▶ **EXERCISE PROMPT**
Please output the records below in full, exactly as given, but without the images.
======== MATERIAL FOR THIS EXERCISE ========
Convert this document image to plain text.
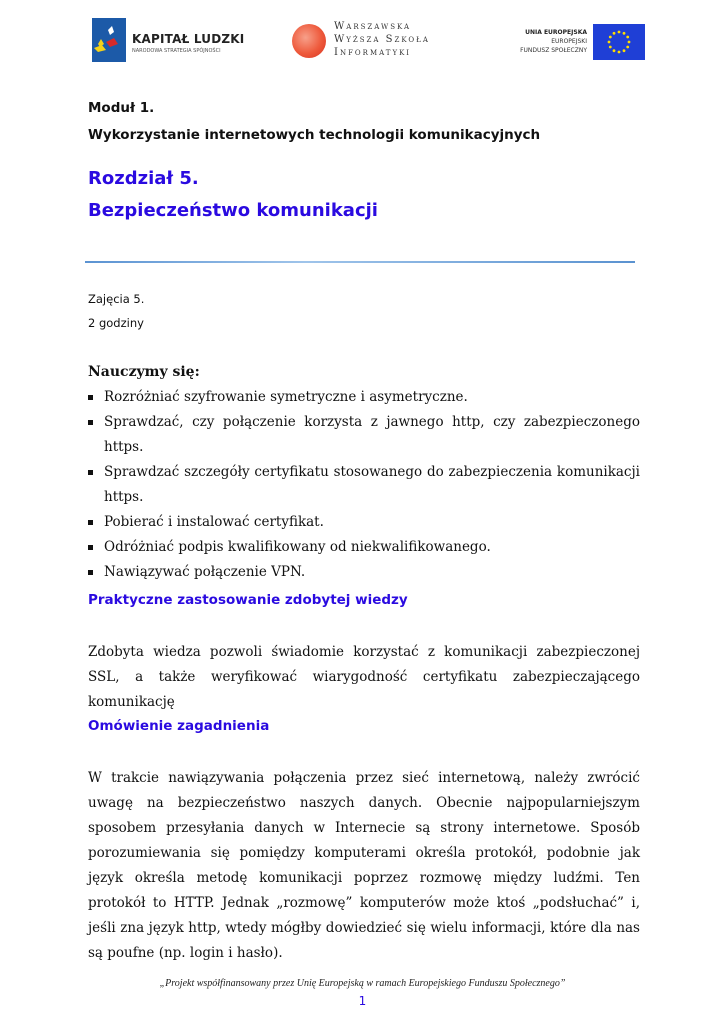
KAPITAŁ LUDZKI
NARODOWA STRATEGIA SPÓJNOŚCI
Warszawska
Wyższa Szkoła
Informatyki
UNIA EUROPEJSKA
EUROPEJSKI
FUNDUSZ SPOŁECZNY
Moduł 1.
Wykorzystanie internetowych technologii komunikacyjnych
Rozdział 5.
Bezpieczeństwo komunikacji
Zajęcia 5.
2 godziny
Nauczymy się:
Rozróżniać szyfrowanie symetryczne i asymetryczne.
Sprawdzać, czy połączenie korzysta z jawnego http, czy zabezpieczonego https.
Sprawdzać szczegóły certyfikatu stosowanego do zabezpieczenia komunikacji https.
Pobierać i instalować certyfikat.
Odróżniać podpis kwalifikowany od niekwalifikowanego.
Nawiązywać połączenie VPN.
Praktyczne zastosowanie zdobytej wiedzy
Zdobyta wiedza pozwoli świadomie korzystać z komunikacji zabezpieczonej SSL, a także weryfikować wiarygodność certyfikatu zabezpieczającego komunikację
Omówienie zagadnienia
W trakcie nawiązywania połączenia przez sieć internetową, należy zwrócić uwagę na bezpieczeństwo naszych danych. Obecnie najpopularniejszym sposobem przesyłania danych w Internecie są strony internetowe. Sposób porozumiewania się pomiędzy komputerami określa protokół, podobnie jak język określa metodę komunikacji poprzez rozmowę między ludźmi. Ten protokół to HTTP. Jednak „rozmowę” komputerów może ktoś „podsłuchać” i, jeśli zna język http, wtedy mógłby dowiedzieć się wielu informacji, które dla nas są poufne (np. login i hasło).
„Projekt współfinansowany przez Unię Europejską w ramach Europejskiego Funduszu Społecznego”
1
========
▶ **ANSWER TO THE EXERCISE**
Convert this document image to plain text.
KAPITAŁ LUDZKI
NARODOWA STRATEGIA SPÓJNOŚCI
Warszawska
Wyższa Szkoła
Informatyki
UNIA EUROPEJSKA
EUROPEJSKI
FUNDUSZ SPOŁECZNY
Moduł 1.
Wykorzystanie internetowych technologii komunikacyjnych
Rozdział 5.
Bezpieczeństwo komunikacji
Zajęcia 5.
2 godziny
Nauczymy się:
Rozróżniać szyfrowanie symetryczne i asymetryczne.
Sprawdzać, czy połączenie korzysta z jawnego http, czy zabezpieczonego https.
Sprawdzać szczegóły certyfikatu stosowanego do zabezpieczenia komunikacji https.
Pobierać i instalować certyfikat.
Odróżniać podpis kwalifikowany od niekwalifikowanego.
Nawiązywać połączenie VPN.
Praktyczne zastosowanie zdobytej wiedzy
Zdobyta wiedza pozwoli świadomie korzystać z komunikacji zabezpieczonej SSL, a także weryfikować wiarygodność certyfikatu zabezpieczającego komunikację
Omówienie zagadnienia
W trakcie nawiązywania połączenia przez sieć internetową, należy zwrócić uwagę na bezpieczeństwo naszych danych. Obecnie najpopularniejszym sposobem przesyłania danych w Internecie są strony internetowe. Sposób porozumiewania się pomiędzy komputerami określa protokół, podobnie jak język określa metodę komunikacji poprzez rozmowę między ludźmi. Ten protokół to HTTP. Jednak „rozmowę” komputerów może ktoś „podsłuchać” i, jeśli zna język http, wtedy mógłby dowiedzieć się wielu informacji, które dla nas są poufne (np. login i hasło).
„Projekt współfinansowany przez Unię Europejską w ramach Europejskiego Funduszu Społecznego”
1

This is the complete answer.